Problem requirements:
How many of the lines below contain "datetime"? Answer with that number alone.

***** Material for this task

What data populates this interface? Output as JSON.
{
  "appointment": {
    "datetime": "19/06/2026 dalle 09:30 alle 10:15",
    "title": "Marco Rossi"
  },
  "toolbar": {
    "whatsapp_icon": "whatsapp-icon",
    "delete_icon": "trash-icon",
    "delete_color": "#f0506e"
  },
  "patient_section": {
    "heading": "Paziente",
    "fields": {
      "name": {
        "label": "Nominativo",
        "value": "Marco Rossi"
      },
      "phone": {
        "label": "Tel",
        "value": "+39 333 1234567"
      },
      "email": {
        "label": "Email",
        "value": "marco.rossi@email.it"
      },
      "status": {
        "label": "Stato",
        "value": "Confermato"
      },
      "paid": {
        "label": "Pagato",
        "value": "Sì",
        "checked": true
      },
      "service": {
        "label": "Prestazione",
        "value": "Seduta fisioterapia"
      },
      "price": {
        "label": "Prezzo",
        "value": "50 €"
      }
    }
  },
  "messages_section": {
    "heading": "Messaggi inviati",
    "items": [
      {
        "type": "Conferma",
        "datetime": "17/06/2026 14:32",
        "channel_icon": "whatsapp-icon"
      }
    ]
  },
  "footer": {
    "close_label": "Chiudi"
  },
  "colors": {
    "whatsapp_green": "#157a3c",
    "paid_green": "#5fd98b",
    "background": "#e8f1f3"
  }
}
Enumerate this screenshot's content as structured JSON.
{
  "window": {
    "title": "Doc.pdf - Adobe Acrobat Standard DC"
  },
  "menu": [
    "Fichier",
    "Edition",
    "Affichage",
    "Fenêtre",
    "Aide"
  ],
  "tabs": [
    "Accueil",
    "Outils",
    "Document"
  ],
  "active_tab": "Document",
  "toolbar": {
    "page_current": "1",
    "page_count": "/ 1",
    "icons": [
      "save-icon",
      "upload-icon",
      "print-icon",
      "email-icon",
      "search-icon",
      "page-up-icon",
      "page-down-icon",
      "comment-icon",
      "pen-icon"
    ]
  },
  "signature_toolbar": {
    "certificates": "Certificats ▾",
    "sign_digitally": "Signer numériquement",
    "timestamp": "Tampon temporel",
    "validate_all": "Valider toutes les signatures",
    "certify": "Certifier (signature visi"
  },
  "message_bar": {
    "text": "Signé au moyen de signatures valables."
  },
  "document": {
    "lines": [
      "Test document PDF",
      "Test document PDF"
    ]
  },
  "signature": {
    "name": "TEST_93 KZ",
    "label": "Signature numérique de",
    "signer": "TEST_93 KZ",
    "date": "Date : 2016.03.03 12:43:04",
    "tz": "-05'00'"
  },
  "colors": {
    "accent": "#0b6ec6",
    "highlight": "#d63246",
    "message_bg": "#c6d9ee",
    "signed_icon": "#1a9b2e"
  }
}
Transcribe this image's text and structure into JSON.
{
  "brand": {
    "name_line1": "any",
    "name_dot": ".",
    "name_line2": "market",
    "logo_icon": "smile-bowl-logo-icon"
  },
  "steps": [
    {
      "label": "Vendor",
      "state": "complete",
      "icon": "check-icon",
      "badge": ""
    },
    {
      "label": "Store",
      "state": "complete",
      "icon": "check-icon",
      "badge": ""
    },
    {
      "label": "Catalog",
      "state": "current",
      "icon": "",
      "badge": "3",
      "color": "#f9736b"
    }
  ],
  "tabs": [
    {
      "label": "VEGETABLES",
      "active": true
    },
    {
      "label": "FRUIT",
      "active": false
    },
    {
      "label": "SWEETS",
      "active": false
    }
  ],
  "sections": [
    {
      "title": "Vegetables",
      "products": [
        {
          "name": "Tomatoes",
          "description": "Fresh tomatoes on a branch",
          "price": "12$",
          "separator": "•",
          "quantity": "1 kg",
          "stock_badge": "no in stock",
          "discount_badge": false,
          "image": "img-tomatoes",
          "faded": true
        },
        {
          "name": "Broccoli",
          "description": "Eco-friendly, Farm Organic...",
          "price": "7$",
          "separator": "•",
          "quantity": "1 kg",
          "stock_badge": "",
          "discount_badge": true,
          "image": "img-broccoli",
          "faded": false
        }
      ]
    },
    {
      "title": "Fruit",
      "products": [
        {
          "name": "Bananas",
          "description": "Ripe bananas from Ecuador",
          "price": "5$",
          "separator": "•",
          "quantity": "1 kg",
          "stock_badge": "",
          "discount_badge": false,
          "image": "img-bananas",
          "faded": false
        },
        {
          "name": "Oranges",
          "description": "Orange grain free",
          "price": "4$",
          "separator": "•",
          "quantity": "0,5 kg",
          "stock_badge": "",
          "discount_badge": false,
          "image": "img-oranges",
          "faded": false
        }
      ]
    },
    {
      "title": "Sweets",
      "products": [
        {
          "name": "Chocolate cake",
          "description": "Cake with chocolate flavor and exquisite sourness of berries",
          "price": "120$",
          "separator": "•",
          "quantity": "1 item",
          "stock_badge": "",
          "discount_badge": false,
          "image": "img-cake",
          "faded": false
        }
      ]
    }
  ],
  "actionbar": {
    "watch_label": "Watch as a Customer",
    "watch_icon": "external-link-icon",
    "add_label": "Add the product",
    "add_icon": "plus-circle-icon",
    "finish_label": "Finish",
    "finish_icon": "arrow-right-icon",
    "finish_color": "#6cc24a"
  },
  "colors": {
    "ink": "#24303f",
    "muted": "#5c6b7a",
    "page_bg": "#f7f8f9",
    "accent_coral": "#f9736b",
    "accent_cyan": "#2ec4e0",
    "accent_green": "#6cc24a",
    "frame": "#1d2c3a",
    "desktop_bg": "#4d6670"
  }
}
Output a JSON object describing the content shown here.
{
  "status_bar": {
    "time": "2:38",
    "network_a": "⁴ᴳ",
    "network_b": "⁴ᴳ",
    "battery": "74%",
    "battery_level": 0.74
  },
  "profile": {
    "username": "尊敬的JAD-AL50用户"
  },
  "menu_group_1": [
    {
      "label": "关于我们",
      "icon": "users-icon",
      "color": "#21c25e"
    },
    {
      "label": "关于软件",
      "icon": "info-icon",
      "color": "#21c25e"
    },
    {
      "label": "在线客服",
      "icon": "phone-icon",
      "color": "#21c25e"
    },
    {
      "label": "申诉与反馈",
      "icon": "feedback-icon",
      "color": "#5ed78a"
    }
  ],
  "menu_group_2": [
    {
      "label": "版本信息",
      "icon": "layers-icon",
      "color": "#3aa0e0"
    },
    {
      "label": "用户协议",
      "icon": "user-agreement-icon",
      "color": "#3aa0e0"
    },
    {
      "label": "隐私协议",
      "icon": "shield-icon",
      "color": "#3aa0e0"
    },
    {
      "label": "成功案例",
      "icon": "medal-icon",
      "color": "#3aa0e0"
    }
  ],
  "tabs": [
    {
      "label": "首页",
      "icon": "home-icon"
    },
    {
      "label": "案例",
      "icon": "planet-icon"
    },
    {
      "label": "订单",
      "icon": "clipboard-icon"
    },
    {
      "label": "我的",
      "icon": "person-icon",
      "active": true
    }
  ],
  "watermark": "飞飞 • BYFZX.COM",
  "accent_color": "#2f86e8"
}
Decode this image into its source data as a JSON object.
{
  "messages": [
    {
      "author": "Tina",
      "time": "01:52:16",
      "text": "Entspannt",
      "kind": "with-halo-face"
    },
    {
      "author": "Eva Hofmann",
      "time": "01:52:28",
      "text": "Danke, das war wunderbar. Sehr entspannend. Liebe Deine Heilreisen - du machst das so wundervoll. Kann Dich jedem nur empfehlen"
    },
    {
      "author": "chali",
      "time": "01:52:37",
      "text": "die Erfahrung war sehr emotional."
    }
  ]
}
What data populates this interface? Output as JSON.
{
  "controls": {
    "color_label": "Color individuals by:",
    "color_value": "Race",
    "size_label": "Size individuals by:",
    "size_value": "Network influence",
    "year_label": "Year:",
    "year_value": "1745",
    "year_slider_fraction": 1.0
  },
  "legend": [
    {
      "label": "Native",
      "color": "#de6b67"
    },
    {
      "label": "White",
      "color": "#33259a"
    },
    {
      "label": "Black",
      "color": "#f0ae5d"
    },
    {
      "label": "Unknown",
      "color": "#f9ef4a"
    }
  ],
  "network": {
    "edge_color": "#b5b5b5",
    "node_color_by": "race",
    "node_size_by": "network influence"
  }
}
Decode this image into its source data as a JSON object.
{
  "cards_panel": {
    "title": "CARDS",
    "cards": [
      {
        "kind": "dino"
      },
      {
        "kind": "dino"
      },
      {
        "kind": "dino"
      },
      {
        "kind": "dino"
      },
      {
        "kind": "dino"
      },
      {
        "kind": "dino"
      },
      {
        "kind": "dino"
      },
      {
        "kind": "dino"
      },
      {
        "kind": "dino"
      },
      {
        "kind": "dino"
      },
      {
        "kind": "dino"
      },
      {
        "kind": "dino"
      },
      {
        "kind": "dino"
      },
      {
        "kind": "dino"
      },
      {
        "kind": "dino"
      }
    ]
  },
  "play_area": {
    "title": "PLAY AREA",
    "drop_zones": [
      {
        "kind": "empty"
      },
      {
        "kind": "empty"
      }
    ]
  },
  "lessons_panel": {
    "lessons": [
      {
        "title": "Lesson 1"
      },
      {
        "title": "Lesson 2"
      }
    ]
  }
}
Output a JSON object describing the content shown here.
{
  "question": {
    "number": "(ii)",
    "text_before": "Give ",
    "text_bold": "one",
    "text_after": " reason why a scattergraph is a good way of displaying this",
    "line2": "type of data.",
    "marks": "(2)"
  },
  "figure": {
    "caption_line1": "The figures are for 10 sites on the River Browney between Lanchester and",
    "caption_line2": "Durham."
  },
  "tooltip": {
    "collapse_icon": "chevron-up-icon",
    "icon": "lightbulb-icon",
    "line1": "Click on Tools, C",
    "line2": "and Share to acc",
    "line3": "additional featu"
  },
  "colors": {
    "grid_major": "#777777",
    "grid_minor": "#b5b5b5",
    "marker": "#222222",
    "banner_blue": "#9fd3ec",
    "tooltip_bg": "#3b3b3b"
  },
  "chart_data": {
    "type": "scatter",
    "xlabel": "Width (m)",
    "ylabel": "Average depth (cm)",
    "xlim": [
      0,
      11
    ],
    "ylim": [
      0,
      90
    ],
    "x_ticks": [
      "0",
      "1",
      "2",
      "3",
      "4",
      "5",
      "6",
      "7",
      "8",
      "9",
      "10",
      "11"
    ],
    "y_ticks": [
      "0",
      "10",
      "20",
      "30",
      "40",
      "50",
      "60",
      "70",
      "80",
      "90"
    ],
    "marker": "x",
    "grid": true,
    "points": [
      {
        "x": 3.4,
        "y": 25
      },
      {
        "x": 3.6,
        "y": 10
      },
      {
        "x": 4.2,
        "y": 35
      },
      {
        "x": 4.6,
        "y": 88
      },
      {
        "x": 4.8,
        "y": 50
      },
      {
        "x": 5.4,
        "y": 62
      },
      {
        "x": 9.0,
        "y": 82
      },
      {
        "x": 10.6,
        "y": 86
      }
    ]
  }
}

**********

Exercise result:
2